**Exercise**
Your task is to reproduce the material exactly.

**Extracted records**
:::::

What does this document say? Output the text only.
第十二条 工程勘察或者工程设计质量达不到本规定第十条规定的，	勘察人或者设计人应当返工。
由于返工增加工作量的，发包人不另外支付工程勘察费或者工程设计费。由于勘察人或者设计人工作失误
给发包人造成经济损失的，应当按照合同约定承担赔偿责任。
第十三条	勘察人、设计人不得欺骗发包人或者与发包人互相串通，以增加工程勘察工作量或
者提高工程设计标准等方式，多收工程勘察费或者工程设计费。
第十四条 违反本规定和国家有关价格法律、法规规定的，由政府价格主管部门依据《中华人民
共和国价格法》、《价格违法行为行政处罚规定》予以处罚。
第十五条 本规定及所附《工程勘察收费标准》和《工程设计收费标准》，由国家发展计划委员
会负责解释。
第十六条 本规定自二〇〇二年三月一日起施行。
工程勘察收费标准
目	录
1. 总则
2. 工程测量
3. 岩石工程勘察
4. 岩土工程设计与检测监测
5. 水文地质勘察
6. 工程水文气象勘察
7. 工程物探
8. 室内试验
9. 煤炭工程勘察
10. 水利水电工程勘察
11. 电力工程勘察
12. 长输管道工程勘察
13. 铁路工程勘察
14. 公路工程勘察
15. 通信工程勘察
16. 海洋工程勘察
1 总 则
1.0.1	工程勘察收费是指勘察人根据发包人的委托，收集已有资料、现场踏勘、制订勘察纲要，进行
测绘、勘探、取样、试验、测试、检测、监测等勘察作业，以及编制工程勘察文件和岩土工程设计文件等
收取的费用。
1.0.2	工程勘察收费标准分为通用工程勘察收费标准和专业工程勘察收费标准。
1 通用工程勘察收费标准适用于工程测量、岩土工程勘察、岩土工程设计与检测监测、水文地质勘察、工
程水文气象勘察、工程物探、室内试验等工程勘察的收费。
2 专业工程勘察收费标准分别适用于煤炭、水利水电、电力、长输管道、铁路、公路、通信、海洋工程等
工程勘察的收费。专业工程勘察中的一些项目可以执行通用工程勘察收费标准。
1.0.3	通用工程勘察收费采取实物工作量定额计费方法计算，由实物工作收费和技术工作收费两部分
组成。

:::::

**Task answer**
What does this document say? Output the text only.
第十二条 工程勘察或者工程设计质量达不到本规定第十条规定的，	勘察人或者设计人应当返工。
由于返工增加工作量的，发包人不另外支付工程勘察费或者工程设计费。由于勘察人或者设计人工作失误
给发包人造成经济损失的，应当按照合同约定承担赔偿责任。
第十三条	勘察人、设计人不得欺骗发包人或者与发包人互相串通，以增加工程勘察工作量或
者提高工程设计标准等方式，多收工程勘察费或者工程设计费。
第十四条 违反本规定和国家有关价格法律、法规规定的，由政府价格主管部门依据《中华人民
共和国价格法》、《价格违法行为行政处罚规定》予以处罚。
第十五条 本规定及所附《工程勘察收费标准》和《工程设计收费标准》，由国家发展计划委员
会负责解释。
第十六条 本规定自二〇〇二年三月一日起施行。
工程勘察收费标准
目	录
1. 总则
2. 工程测量
3. 岩石工程勘察
4. 岩土工程设计与检测监测
5. 水文地质勘察
6. 工程水文气象勘察
7. 工程物探
8. 室内试验
9. 煤炭工程勘察
10. 水利水电工程勘察
11. 电力工程勘察
12. 长输管道工程勘察
13. 铁路工程勘察
14. 公路工程勘察
15. 通信工程勘察
16. 海洋工程勘察
1 总 则
1.0.1	工程勘察收费是指勘察人根据发包人的委托，收集已有资料、现场踏勘、制订勘察纲要，进行
测绘、勘探、取样、试验、测试、检测、监测等勘察作业，以及编制工程勘察文件和岩土工程设计文件等
收取的费用。
1.0.2	工程勘察收费标准分为通用工程勘察收费标准和专业工程勘察收费标准。
1 通用工程勘察收费标准适用于工程测量、岩土工程勘察、岩土工程设计与检测监测、水文地质勘察、工
程水文气象勘察、工程物探、室内试验等工程勘察的收费。
2 专业工程勘察收费标准分别适用于煤炭、水利水电、电力、长输管道、铁路、公路、通信、海洋工程等
工程勘察的收费。专业工程勘察中的一些项目可以执行通用工程勘察收费标准。
1.0.3	通用工程勘察收费采取实物工作量定额计费方法计算，由实物工作收费和技术工作收费两部分
组成。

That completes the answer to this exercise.